* _Directions for this task_: According to the savanna carbon text, what share of total biomass is estimated to be below ground in drought deciduous forests?

* _Text to read_:
----------------------------------------

At this stage there are insufficient data to extrapolate these trends on a global basis. The best that can be done is to associate mean biomass estimates with the structural categories defined in one of the global vegetation databases, and multiply by the extent of that category. Table 4.3 contains data of this type. organized according to the categories in Olson et al. (1983). From the sparse below ground biomass data that are available, it is estimated that below ground biomass is 20% of the total biomass (both on a DM basis) in drought deciduous forests, 25% in moist, broad-leaved woodlands and savannas, and 30% in the arid savannas which comprise most of the 'thorn woods' category of Olson et al. (1983). Note that the fraction of the total biomass which is belowground is much smaller than the fraction of the NPP which occurs below ground (see section on primary production). Applying these estimates to the mean aboveground biomasses in Table 4.4. and assuming that DM is 45% carbon, the vegetation carbon density in dry forests is about 7.47 , in woodlands is 3.74, and dry savannas is 1.13 kg C m-2.

4.3.2 Soil carbon

It is accepted wisdom that savannas have a low soil organic carbon (SOC) content by comparison with tropical forests (Ahn 1970; Askew et al. 1970; Kalpage 1974; Montgomery and Askew 1983) or temperate grasslands. This is generally true, but not necessarily so (Sanchez et al. 1982). Savannas, like all vegetation types, exhibit a range of soil carbon contents. At the woody end, where they grade into seasonally dry forests, the organic matter content is as high as in moist tropical forests (see later). Tropical montane grasslands, hydromorphic grasslands, grasslands on vertisols or andosols and tropical forests have relatively high SOC, while desert grasslands, sandy savannas and old fields have a very low SOC. With careful management of grazing and soil fertility, the SOC under pastures derived from tropical forests can exceed that of the original forest soil, although the total ecosystem carbon store will remain lower due to the substantial reduction in aboveground biomass which occurs when trees are removed (Lugo and Brown 1993).

The SOC in tropical grasslands, savannas and woodlands increases with increasing soil clay content, rainfall, tree cover and decreasing temperature (Birch and Friend 1956; Jenny and Raychaudhuri 1960), and is higher on soils dominated by high-activity clays (such as smectites and allophanes) than low-activity clays (kaolinite, aluminium and iron oxides: Jones 1973).

The generally low SOC in savannas may be due to one or more of the following factors:

(a) The high maximum temperatures lead to large soil respiration losses, since respiration is exponentially related to temperature;
(b) Many savanna soils are low in clay content, and the clays are of the low-activity type which do not stabilize large amounts of carbon;
(c) Some carbon is lost to the ecosystem due to burning;
(d) The alternation of wetting and drying favours decomposition over production, since soil respiration can continue at water potentials below which primary production has ceased (this is despite the higher below ground allocation in arid areas);
(e) Primary production in many savannas is low, due to low rainfall and soil fertility .

----------------------------------------

* _Data block_:
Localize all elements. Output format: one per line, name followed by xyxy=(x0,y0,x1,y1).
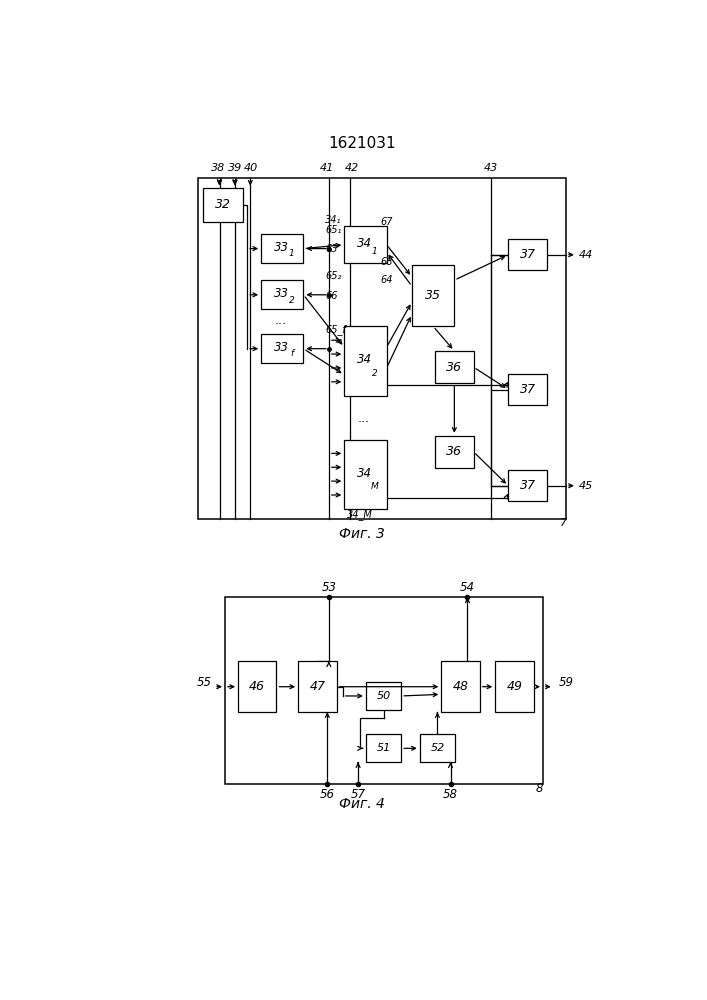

----------------------------------------

* _Worked solution_: 20% of the total biomass, on a dry-matter basis.